### Your objective:
Where an entry below contains an image, skip the image and reproduce the rest exactly.

─── Data shown ───

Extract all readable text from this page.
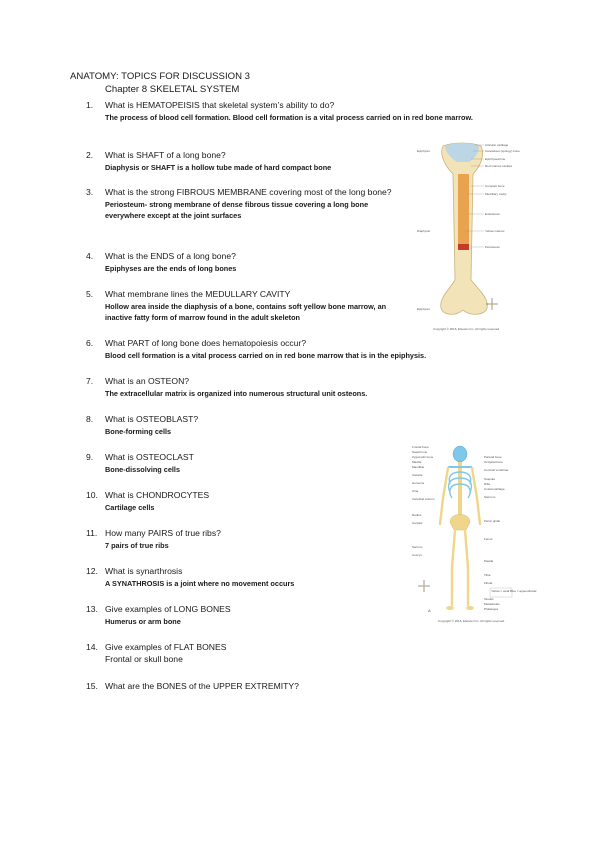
ANATOMY: TOPICS FOR DISCUSSION 3
Chapter 8 SKELETAL SYSTEM
1.	What is HEMATOPEISIS that skeletal system’s ability to do?
The process of blood cell formation. Blood cell formation is a vital process carried on in red bone marrow.
2.	What is SHAFT of a long bone?
Diaphysis or SHAFT is a hollow tube made of hard compact bone
3.	What is the strong FIBROUS MEMBRANE covering most of the long bone?
Periosteum- strong membrane of dense fibrous tissue covering a long bone everywhere except at the joint surfaces
4.	What is the ENDS of a long bone?
Epiphyses are the ends of long bones
5.	What membrane lines the MEDULLARY CAVITY
Hollow area inside the diaphysis of a bone, contains soft yellow bone marrow, an inactive fatty form of marrow found in the adult skeleton
6.	What PART of long bone does hematopoiesis occur?
Blood cell formation is a vital process carried on in red bone marrow that is in the epiphysis.
7.	What is an OSTEON?
The extracellular matrix is organized into numerous structural unit osteons.
8.	What is OSTEOBLAST?
Bone-forming cells
9.	What is OSTEOCLAST
Bone-dissolving cells
10. What is CHONDROCYTES
Cartilage cells
11. How many PAIRS of true ribs?
7 pairs of true ribs
12. What is synarthrosis
A SYNATHROSIS is a joint where no movement occurs
13. Give examples of LONG BONES
Humerus or arm bone
14. Give examples of FLAT BONES
Frontal or skull bone
15. What are the BONES of the UPPER EXTREMITY?
Epiphysis
Diaphysis
Epiphysis
Articular cartilage
Cancellous (spongy) bone
Epiphyseal line
Red marrow cavities
Compact bone
Medullary cavity
Endosteum
Yellow marrow
Periosteum
Copyright © 2016, Elsevier Inc. All rights reserved.
Frontal bone
Nasal bone
Zygomatic bone
Maxilla
Mandible
Clavicle
Humerus
Ulna
Vertebral column
Radius
Carpals
Sacrum
Coccyx
Parietal bone
Occipital bone
Cervical vertebrae
Scapula
Ribs
Costal cartilage
Sternum
Pelvic girdle
Femur
Patella
Tibia
Fibula
Tarsals
Metatarsals
Phalanges
Yellow = axial Blue = appendicular
A
Copyright © 2016, Elsevier Inc. All rights reserved.
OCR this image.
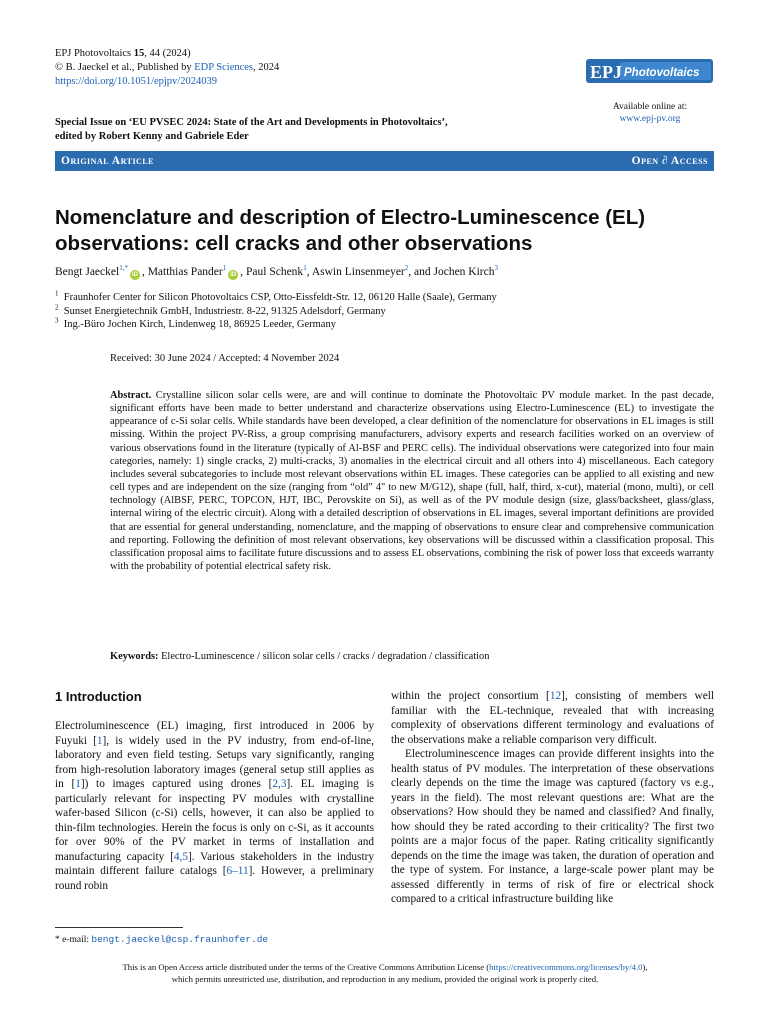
EPJ Photovoltaics 15, 44 (2024)
© B. Jaeckel et al., Published by EDP Sciences, 2024
https://doi.org/10.1051/epjpv/2024039	EPJ Photovoltaics
Available online at:
www.epj-pv.org
Special Issue on ‘EU PVSEC 2024: State of the Art and Developments in Photovoltaics’,
edited by Robert Kenny and Gabriele Eder
Original Article	Open ∂ Access
Nomenclature and description of Electro-Luminescence (EL) observations: cell cracks and other observations
Bengt Jaeckel$^{1,*}$iD , Matthias Pander$^1$iD , Paul Schenk$^1$, Aswin Linsenmeyer$^2$, and Jochen Kirch$^3$
$^1$ Fraunhofer Center for Silicon Photovoltaics CSP, Otto-Eissfeldt-Str. 12, 06120 Halle (Saale), Germany
$^2$ Sunset Energietechnik GmbH, Industriestr. 8-22, 91325 Adelsdorf, Germany
$^3$ Ing.-Büro Jochen Kirch, Lindenweg 18, 86925 Leeder, Germany
Received: 30 June 2024 / Accepted: 4 November 2024
Abstract. Crystalline silicon solar cells were, are and will continue to dominate the Photovoltaic PV module market. In the past decade, significant efforts have been made to better understand and characterize observations using Electro-Luminescence (EL) to investigate the appearance of c-Si solar cells. While standards have been developed, a clear definition of the nomenclature for observations in EL images is still missing. Within the project PV-Riss, a group comprising manufacturers, advisory experts and research facilities worked on an overview of various observations found in the literature (typically of Al-BSF and PERC cells). The individual observations were categorized into four main categories, namely: 1) single cracks, 2) multi-cracks, 3) anomalies in the electrical circuit and all others into 4) miscellaneous. Each category includes several subcategories to include most relevant observations within EL images. These categories can be applied to all existing and new cell types and are independent on the size (ranging from “old” 4" to new M/G12), shape (full, half, third, x-cut), material (mono, multi), or cell technology (AlBSF, PERC, TOPCON, HJT, IBC, Perovskite on Si), as well as of the PV module design (size, glass/backsheet, glass/glass, internal wiring of the electric circuit). Along with a detailed description of observations in EL images, several important definitions are provided that are essential for general understanding, nomenclature, and the mapping of observations to ensure clear and comprehensive communication and reporting. Following the definition of most relevant observations, key observations will be discussed within a classification proposal. This classification proposal aims to facilitate future discussions and to assess EL observations, combining the risk of power loss that exceeds warranty with the probability of potential electrical safety risk.
Keywords: Electro-Luminescence / silicon solar cells / cracks / degradation / classification
1 Introduction

Electroluminescence (EL) imaging, first introduced in 2006 by Fuyuki [1], is widely used in the PV industry, from end-of-line, laboratory and even field testing. Setups vary significantly, ranging from high-resolution laboratory images (general setup still applies as in [1]) to images captured using drones [2,3]. EL imaging is particularly relevant for inspecting PV modules with crystalline wafer-based Silicon (c-Si) cells, however, it can also be applied to thin-film technologies. Herein the focus is only on c-Si, as it accounts for over 90% of the PV market in terms of installation and manufacturing capacity [4,5]. Various stakeholders in the industry maintain different failure catalogs [6–11]. However, a preliminary round robin

within the project consortium [12], consisting of members well familiar with the EL-technique, revealed that with increasing complexity of observations different terminology and evaluations of the observations make a reliable comparison very difficult.

Electroluminescence images can provide different insights into the health status of PV modules. The interpretation of these observations clearly depends on the time the image was captured (factory vs e.g., years in the field). The most relevant questions are: What are the observations? How should they be named and classified? And finally, how should they be rated according to their criticality? The first two points are a major focus of the paper. Rating criticality significantly depends on the time the image was taken, the duration of operation and the type of system. For instance, a large-scale power plant may be assessed differently in terms of risk of fire or electrical shock compared to a critical infrastructure building like

* e-mail: bengt.jaeckel@csp.fraunhofer.de
This is an Open Access article distributed under the terms of the Creative Commons Attribution License (https://creativecommons.org/licenses/by/4.0),
which permits unrestricted use, distribution, and reproduction in any medium, provided the original work is properly cited.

───

### Exercise output:
Extract all readable text from this page.
ANATOMY: TOPICS FOR DISCUSSION 3
Chapter 8 SKELETAL SYSTEM
1.	What is HEMATOPEISIS that skeletal system’s ability to do?
The process of blood cell formation. Blood cell formation is a vital process carried on in red bone marrow.
2.	What is SHAFT of a long bone?
Diaphysis or SHAFT is a hollow tube made of hard compact bone
3.	What is the strong FIBROUS MEMBRANE covering most of the long bone?
Periosteum- strong membrane of dense fibrous tissue covering a long bone everywhere except at the joint surfaces
4.	What is the ENDS of a long bone?
Epiphyses are the ends of long bones
5.	What membrane lines the MEDULLARY CAVITY
Hollow area inside the diaphysis of a bone, contains soft yellow bone marrow, an inactive fatty form of marrow found in the adult skeleton
6.	What PART of long bone does hematopoiesis occur?
Blood cell formation is a vital process carried on in red bone marrow that is in the epiphysis.
7.	What is an OSTEON?
The extracellular matrix is organized into numerous structural unit osteons.
8.	What is OSTEOBLAST?
Bone-forming cells
9.	What is OSTEOCLAST
Bone-dissolving cells
10. What is CHONDROCYTES
Cartilage cells
11. How many PAIRS of true ribs?
7 pairs of true ribs
12. What is synarthrosis
A SYNATHROSIS is a joint where no movement occurs
13. Give examples of LONG BONES
Humerus or arm bone
14. Give examples of FLAT BONES
Frontal or skull bone
15. What are the BONES of the UPPER EXTREMITY?
Epiphysis
Diaphysis
Epiphysis
Articular cartilage
Cancellous (spongy) bone
Epiphyseal line
Red marrow cavities
Compact bone
Medullary cavity
Endosteum
Yellow marrow
Periosteum
Copyright © 2016, Elsevier Inc. All rights reserved.
Frontal bone
Nasal bone
Zygomatic bone
Maxilla
Mandible
Clavicle
Humerus
Ulna
Vertebral column
Radius
Carpals
Sacrum
Coccyx
Parietal bone
Occipital bone
Cervical vertebrae
Scapula
Ribs
Costal cartilage
Sternum
Pelvic girdle
Femur
Patella
Tibia
Fibula
Tarsals
Metatarsals
Phalanges
Yellow = axial Blue = appendicular
A
Copyright © 2016, Elsevier Inc. All rights reserved.
OCR this image.
EPJ Photovoltaics 15, 44 (2024)
© B. Jaeckel et al., Published by EDP Sciences, 2024
https://doi.org/10.1051/epjpv/2024039	EPJ Photovoltaics
Available online at:
www.epj-pv.org
Special Issue on ‘EU PVSEC 2024: State of the Art and Developments in Photovoltaics’,
edited by Robert Kenny and Gabriele Eder
Original Article	Open ∂ Access
Nomenclature and description of Electro-Luminescence (EL) observations: cell cracks and other observations
Bengt Jaeckel$^{1,*}$iD , Matthias Pander$^1$iD , Paul Schenk$^1$, Aswin Linsenmeyer$^2$, and Jochen Kirch$^3$
$^1$ Fraunhofer Center for Silicon Photovoltaics CSP, Otto-Eissfeldt-Str. 12, 06120 Halle (Saale), Germany
$^2$ Sunset Energietechnik GmbH, Industriestr. 8-22, 91325 Adelsdorf, Germany
$^3$ Ing.-Büro Jochen Kirch, Lindenweg 18, 86925 Leeder, Germany
Received: 30 June 2024 / Accepted: 4 November 2024
Abstract. Crystalline silicon solar cells were, are and will continue to dominate the Photovoltaic PV module market. In the past decade, significant efforts have been made to better understand and characterize observations using Electro-Luminescence (EL) to investigate the appearance of c-Si solar cells. While standards have been developed, a clear definition of the nomenclature for observations in EL images is still missing. Within the project PV-Riss, a group comprising manufacturers, advisory experts and research facilities worked on an overview of various observations found in the literature (typically of Al-BSF and PERC cells). The individual observations were categorized into four main categories, namely: 1) single cracks, 2) multi-cracks, 3) anomalies in the electrical circuit and all others into 4) miscellaneous. Each category includes several subcategories to include most relevant observations within EL images. These categories can be applied to all existing and new cell types and are independent on the size (ranging from “old” 4" to new M/G12), shape (full, half, third, x-cut), material (mono, multi), or cell technology (AlBSF, PERC, TOPCON, HJT, IBC, Perovskite on Si), as well as of the PV module design (size, glass/backsheet, glass/glass, internal wiring of the electric circuit). Along with a detailed description of observations in EL images, several important definitions are provided that are essential for general understanding, nomenclature, and the mapping of observations to ensure clear and comprehensive communication and reporting. Following the definition of most relevant observations, key observations will be discussed within a classification proposal. This classification proposal aims to facilitate future discussions and to assess EL observations, combining the risk of power loss that exceeds warranty with the probability of potential electrical safety risk.
Keywords: Electro-Luminescence / silicon solar cells / cracks / degradation / classification
1 Introduction

Electroluminescence (EL) imaging, first introduced in 2006 by Fuyuki [1], is widely used in the PV industry, from end-of-line, laboratory and even field testing. Setups vary significantly, ranging from high-resolution laboratory images (general setup still applies as in [1]) to images captured using drones [2,3]. EL imaging is particularly relevant for inspecting PV modules with crystalline wafer-based Silicon (c-Si) cells, however, it can also be applied to thin-film technologies. Herein the focus is only on c-Si, as it accounts for over 90% of the PV market in terms of installation and manufacturing capacity [4,5]. Various stakeholders in the industry maintain different failure catalogs [6–11]. However, a preliminary round robin

within the project consortium [12], consisting of members well familiar with the EL-technique, revealed that with increasing complexity of observations different terminology and evaluations of the observations make a reliable comparison very difficult.

Electroluminescence images can provide different insights into the health status of PV modules. The interpretation of these observations clearly depends on the time the image was captured (factory vs e.g., years in the field). The most relevant questions are: What are the observations? How should they be named and classified? And finally, how should they be rated according to their criticality? The first two points are a major focus of the paper. Rating criticality significantly depends on the time the image was taken, the duration of operation and the type of system. For instance, a large-scale power plant may be assessed differently in terms of risk of fire or electrical shock compared to a critical infrastructure building like

* e-mail: bengt.jaeckel@csp.fraunhofer.de
This is an Open Access article distributed under the terms of the Creative Commons Attribution License (https://creativecommons.org/licenses/by/4.0),
which permits unrestricted use, distribution, and reproduction in any medium, provided the original work is properly cited.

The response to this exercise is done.